**TASK DESCRIPTION**
Extract, from the listing that follows, each line containing the word "Wallet".

# start of DATA

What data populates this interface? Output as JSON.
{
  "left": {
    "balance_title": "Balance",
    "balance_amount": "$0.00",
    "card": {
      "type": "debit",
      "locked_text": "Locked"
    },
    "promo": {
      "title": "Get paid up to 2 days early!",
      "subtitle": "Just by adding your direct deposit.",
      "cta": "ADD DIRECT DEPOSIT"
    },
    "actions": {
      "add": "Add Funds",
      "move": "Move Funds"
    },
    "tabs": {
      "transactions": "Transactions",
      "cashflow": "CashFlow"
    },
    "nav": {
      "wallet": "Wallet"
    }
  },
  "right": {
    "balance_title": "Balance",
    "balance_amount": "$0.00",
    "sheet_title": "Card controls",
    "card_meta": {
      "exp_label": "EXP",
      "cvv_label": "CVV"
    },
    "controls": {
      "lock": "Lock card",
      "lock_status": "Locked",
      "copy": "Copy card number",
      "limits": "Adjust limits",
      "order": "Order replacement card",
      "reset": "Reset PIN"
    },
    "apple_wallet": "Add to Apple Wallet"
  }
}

# end of DATA

**COMPLETED TASK**
      "wallet": "Wallet"
    "apple_wallet": "Add to Apple Wallet"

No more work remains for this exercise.